● **PROBLEM TO WORK ON**: From the entries below, copy every line that holds the word "calc".

● **THE DATA**:
--- Begin ---

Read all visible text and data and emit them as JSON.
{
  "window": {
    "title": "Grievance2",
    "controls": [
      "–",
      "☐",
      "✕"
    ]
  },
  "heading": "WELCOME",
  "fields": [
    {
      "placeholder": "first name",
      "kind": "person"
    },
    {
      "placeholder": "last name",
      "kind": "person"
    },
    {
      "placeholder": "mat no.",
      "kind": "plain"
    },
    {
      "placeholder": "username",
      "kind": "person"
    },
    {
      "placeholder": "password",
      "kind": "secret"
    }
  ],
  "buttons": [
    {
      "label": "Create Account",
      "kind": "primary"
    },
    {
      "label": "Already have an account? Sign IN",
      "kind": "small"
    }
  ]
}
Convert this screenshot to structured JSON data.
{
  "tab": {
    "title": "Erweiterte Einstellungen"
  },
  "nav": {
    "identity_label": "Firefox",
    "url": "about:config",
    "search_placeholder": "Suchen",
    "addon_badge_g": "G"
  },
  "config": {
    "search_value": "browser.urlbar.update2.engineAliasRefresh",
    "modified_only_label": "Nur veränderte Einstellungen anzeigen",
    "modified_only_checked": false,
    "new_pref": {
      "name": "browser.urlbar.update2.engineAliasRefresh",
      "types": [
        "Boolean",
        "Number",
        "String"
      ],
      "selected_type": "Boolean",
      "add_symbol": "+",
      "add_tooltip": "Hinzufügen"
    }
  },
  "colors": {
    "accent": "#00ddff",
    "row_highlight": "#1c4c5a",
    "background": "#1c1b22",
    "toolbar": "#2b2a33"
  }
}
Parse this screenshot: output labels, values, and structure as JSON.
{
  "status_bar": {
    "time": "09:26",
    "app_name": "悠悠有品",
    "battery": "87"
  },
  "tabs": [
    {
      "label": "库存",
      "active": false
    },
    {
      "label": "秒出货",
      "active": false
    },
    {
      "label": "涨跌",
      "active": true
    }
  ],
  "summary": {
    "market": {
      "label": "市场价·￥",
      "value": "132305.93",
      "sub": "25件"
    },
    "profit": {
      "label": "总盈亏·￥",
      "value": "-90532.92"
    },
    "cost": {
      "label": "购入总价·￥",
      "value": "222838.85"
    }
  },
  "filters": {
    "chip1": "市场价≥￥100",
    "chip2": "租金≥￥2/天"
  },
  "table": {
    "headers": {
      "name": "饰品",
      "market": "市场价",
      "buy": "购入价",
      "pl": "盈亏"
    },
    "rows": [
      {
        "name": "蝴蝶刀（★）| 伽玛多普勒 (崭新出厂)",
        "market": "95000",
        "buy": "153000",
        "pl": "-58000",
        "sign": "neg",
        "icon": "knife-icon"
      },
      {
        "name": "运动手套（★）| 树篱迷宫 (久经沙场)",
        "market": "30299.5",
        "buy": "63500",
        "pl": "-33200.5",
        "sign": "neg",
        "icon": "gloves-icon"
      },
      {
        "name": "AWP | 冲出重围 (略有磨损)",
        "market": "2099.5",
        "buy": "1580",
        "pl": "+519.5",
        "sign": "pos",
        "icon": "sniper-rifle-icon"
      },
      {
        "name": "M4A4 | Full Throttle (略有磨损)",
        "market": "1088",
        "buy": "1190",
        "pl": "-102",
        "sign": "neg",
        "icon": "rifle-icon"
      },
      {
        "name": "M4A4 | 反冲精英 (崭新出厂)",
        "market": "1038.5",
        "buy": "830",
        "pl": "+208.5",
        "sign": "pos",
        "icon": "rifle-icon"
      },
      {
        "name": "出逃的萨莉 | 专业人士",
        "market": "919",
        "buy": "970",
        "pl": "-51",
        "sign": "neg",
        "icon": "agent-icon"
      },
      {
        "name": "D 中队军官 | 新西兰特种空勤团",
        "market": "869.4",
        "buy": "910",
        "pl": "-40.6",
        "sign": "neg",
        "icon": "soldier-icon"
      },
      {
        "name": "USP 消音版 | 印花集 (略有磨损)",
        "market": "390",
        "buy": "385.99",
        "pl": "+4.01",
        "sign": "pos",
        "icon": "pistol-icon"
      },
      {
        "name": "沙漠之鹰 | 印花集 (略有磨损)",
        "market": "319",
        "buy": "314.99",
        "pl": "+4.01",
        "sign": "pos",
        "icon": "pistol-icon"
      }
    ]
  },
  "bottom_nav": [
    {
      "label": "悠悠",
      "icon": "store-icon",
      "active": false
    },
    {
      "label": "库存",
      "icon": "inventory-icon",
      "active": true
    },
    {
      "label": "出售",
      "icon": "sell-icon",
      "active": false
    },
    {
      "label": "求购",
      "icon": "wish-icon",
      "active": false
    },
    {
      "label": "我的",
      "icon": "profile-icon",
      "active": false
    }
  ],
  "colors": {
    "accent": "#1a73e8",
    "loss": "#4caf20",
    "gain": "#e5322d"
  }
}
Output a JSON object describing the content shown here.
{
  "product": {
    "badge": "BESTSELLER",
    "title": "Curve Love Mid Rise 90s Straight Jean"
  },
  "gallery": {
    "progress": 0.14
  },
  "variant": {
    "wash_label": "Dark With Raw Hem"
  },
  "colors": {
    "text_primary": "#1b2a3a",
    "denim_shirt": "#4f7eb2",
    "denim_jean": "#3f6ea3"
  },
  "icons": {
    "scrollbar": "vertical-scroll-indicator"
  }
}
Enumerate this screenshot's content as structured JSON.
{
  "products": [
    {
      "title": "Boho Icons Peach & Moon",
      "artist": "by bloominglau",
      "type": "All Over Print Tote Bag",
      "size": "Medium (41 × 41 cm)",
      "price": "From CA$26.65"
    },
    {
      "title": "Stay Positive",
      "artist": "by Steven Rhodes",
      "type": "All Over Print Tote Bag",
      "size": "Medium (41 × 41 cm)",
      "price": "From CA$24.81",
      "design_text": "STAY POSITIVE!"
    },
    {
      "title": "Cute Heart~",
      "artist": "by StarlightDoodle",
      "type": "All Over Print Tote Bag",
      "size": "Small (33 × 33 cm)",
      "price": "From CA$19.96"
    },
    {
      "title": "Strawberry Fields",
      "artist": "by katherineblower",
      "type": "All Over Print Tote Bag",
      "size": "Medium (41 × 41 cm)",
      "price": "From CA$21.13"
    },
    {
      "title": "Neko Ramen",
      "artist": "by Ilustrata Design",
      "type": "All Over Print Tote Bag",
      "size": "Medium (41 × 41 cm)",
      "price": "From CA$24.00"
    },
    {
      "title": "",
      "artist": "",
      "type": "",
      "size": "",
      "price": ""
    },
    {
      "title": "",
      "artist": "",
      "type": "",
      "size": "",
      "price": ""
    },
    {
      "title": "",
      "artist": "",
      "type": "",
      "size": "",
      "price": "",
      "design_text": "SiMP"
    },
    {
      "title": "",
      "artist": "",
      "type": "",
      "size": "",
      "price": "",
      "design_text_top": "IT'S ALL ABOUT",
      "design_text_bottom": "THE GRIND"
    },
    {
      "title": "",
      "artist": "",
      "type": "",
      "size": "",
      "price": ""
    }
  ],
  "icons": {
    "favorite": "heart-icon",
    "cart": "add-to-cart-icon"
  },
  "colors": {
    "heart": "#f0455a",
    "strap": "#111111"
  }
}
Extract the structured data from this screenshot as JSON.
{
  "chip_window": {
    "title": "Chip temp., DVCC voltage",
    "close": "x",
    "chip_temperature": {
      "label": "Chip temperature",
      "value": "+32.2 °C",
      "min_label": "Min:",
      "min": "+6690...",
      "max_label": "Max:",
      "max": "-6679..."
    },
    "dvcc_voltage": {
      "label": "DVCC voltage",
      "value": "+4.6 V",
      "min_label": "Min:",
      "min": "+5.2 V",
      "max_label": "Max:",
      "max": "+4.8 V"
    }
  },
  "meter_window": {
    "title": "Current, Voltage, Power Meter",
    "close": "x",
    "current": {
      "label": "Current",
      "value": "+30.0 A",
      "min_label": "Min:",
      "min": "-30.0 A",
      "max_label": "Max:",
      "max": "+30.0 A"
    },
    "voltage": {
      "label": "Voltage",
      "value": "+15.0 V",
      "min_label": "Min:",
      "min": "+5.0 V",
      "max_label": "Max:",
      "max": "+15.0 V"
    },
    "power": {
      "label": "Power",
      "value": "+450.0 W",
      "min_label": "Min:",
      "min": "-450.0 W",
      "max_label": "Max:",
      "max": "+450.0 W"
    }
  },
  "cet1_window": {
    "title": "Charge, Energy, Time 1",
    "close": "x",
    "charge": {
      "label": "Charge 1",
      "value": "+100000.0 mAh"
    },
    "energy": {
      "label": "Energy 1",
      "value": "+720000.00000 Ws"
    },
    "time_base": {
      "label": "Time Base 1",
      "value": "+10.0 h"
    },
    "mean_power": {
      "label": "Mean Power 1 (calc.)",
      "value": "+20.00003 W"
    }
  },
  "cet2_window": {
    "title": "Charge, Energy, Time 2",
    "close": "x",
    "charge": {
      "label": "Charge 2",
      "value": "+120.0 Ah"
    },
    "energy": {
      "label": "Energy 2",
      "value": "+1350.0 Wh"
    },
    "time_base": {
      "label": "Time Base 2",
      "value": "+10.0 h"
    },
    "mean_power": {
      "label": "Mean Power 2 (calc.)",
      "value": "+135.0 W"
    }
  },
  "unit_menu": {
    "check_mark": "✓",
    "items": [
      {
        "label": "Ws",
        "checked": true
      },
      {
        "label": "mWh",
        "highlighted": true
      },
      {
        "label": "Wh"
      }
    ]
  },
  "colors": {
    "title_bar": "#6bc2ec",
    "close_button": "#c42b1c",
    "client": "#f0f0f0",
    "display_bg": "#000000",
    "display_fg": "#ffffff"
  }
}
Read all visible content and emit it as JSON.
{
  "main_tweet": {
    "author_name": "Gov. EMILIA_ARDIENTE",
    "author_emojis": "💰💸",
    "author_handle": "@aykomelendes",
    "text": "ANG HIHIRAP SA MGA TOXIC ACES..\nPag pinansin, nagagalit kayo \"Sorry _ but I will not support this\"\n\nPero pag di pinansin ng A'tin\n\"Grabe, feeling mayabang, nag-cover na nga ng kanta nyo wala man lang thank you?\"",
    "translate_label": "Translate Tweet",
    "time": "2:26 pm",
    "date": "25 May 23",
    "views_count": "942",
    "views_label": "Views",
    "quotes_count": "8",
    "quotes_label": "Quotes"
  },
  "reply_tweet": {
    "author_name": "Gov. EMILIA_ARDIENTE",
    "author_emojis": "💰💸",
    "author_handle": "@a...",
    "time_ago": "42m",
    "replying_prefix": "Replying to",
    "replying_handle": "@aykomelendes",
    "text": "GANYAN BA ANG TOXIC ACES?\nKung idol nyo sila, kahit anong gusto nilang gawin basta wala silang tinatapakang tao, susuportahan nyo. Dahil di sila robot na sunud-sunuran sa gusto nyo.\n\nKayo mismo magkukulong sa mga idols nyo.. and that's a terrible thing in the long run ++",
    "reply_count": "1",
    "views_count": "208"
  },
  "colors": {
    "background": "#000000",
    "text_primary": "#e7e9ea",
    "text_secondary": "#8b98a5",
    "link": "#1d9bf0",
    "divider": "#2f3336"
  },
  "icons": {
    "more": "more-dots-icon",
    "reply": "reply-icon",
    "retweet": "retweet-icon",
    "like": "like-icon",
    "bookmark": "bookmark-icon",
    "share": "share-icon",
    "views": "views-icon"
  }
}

--- End ---

● **ANSWER TO THE PROBLEM**:
      "label": "Mean Power 1 (calc.)",
      "label": "Mean Power 2 (calc.)",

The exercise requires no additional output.